_Problem requirements_. Your task is to copy every line of this material exactly.

Data records
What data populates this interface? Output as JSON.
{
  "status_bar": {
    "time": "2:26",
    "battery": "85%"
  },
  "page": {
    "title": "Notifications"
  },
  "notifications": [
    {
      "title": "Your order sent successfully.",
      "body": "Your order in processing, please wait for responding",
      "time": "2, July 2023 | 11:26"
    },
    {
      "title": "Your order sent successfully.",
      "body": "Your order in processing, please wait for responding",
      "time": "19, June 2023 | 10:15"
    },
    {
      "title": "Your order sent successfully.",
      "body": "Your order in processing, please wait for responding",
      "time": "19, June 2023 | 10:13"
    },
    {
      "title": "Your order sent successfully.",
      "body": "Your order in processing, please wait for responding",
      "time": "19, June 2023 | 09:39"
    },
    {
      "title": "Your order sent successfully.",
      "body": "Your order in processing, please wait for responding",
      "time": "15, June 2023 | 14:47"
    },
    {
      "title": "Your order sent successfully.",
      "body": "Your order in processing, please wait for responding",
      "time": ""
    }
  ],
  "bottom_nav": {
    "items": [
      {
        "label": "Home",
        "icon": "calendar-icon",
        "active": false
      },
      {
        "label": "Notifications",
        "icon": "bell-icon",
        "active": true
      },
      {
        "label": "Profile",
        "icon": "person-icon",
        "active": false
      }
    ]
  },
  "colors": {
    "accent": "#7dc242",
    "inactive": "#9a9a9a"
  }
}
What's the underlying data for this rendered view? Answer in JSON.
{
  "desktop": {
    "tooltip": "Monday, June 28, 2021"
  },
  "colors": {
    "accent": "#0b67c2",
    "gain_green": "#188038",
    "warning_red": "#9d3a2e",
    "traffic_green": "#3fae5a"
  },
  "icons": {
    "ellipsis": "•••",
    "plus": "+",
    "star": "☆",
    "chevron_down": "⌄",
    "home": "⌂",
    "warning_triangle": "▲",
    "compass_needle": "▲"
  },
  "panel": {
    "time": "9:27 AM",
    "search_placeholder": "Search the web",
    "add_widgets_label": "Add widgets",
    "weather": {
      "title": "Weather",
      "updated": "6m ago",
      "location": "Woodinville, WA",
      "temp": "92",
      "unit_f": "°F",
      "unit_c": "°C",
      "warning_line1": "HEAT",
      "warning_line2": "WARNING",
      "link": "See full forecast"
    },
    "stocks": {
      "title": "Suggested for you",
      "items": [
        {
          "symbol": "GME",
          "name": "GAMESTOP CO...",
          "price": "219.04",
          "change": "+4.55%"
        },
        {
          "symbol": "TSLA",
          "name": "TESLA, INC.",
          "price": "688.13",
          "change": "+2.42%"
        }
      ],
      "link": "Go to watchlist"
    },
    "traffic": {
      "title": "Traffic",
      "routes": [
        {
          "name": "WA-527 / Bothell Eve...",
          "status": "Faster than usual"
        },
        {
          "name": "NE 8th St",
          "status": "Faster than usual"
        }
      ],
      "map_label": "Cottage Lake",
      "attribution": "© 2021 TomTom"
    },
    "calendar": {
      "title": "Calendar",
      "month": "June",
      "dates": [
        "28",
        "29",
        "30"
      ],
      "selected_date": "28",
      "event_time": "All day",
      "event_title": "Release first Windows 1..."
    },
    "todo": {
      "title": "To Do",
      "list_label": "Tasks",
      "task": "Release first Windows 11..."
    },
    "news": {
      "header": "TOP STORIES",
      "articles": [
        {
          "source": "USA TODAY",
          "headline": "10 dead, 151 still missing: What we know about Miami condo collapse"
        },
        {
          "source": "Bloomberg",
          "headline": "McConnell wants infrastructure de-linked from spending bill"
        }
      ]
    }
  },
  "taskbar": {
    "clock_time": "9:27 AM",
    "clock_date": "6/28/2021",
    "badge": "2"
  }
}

_Solution below_.
What data populates this interface? Output as JSON.
{
  "status_bar": {
    "time": "2:26",
    "battery": "85%"
  },
  "page": {
    "title": "Notifications"
  },
  "notifications": [
    {
      "title": "Your order sent successfully.",
      "body": "Your order in processing, please wait for responding",
      "time": "2, July 2023 | 11:26"
    },
    {
      "title": "Your order sent successfully.",
      "body": "Your order in processing, please wait for responding",
      "time": "19, June 2023 | 10:15"
    },
    {
      "title": "Your order sent successfully.",
      "body": "Your order in processing, please wait for responding",
      "time": "19, June 2023 | 10:13"
    },
    {
      "title": "Your order sent successfully.",
      "body": "Your order in processing, please wait for responding",
      "time": "19, June 2023 | 09:39"
    },
    {
      "title": "Your order sent successfully.",
      "body": "Your order in processing, please wait for responding",
      "time": "15, June 2023 | 14:47"
    },
    {
      "title": "Your order sent successfully.",
      "body": "Your order in processing, please wait for responding",
      "time": ""
    }
  ],
  "bottom_nav": {
    "items": [
      {
        "label": "Home",
        "icon": "calendar-icon",
        "active": false
      },
      {
        "label": "Notifications",
        "icon": "bell-icon",
        "active": true
      },
      {
        "label": "Profile",
        "icon": "person-icon",
        "active": false
      }
    ]
  },
  "colors": {
    "accent": "#7dc242",
    "inactive": "#9a9a9a"
  }
}
What's the underlying data for this rendered view? Answer in JSON.
{
  "desktop": {
    "tooltip": "Monday, June 28, 2021"
  },
  "colors": {
    "accent": "#0b67c2",
    "gain_green": "#188038",
    "warning_red": "#9d3a2e",
    "traffic_green": "#3fae5a"
  },
  "icons": {
    "ellipsis": "•••",
    "plus": "+",
    "star": "☆",
    "chevron_down": "⌄",
    "home": "⌂",
    "warning_triangle": "▲",
    "compass_needle": "▲"
  },
  "panel": {
    "time": "9:27 AM",
    "search_placeholder": "Search the web",
    "add_widgets_label": "Add widgets",
    "weather": {
      "title": "Weather",
      "updated": "6m ago",
      "location": "Woodinville, WA",
      "temp": "92",
      "unit_f": "°F",
      "unit_c": "°C",
      "warning_line1": "HEAT",
      "warning_line2": "WARNING",
      "link": "See full forecast"
    },
    "stocks": {
      "title": "Suggested for you",
      "items": [
        {
          "symbol": "GME",
          "name": "GAMESTOP CO...",
          "price": "219.04",
          "change": "+4.55%"
        },
        {
          "symbol": "TSLA",
          "name": "TESLA, INC.",
          "price": "688.13",
          "change": "+2.42%"
        }
      ],
      "link": "Go to watchlist"
    },
    "traffic": {
      "title": "Traffic",
      "routes": [
        {
          "name": "WA-527 / Bothell Eve...",
          "status": "Faster than usual"
        },
        {
          "name": "NE 8th St",
          "status": "Faster than usual"
        }
      ],
      "map_label": "Cottage Lake",
      "attribution": "© 2021 TomTom"
    },
    "calendar": {
      "title": "Calendar",
      "month": "June",
      "dates": [
        "28",
        "29",
        "30"
      ],
      "selected_date": "28",
      "event_time": "All day",
      "event_title": "Release first Windows 1..."
    },
    "todo": {
      "title": "To Do",
      "list_label": "Tasks",
      "task": "Release first Windows 11..."
    },
    "news": {
      "header": "TOP STORIES",
      "articles": [
        {
          "source": "USA TODAY",
          "headline": "10 dead, 151 still missing: What we know about Miami condo collapse"
        },
        {
          "source": "Bloomberg",
          "headline": "McConnell wants infrastructure de-linked from spending bill"
        }
      ]
    }
  },
  "taskbar": {
    "clock_time": "9:27 AM",
    "clock_date": "6/28/2021",
    "badge": "2"
  }
}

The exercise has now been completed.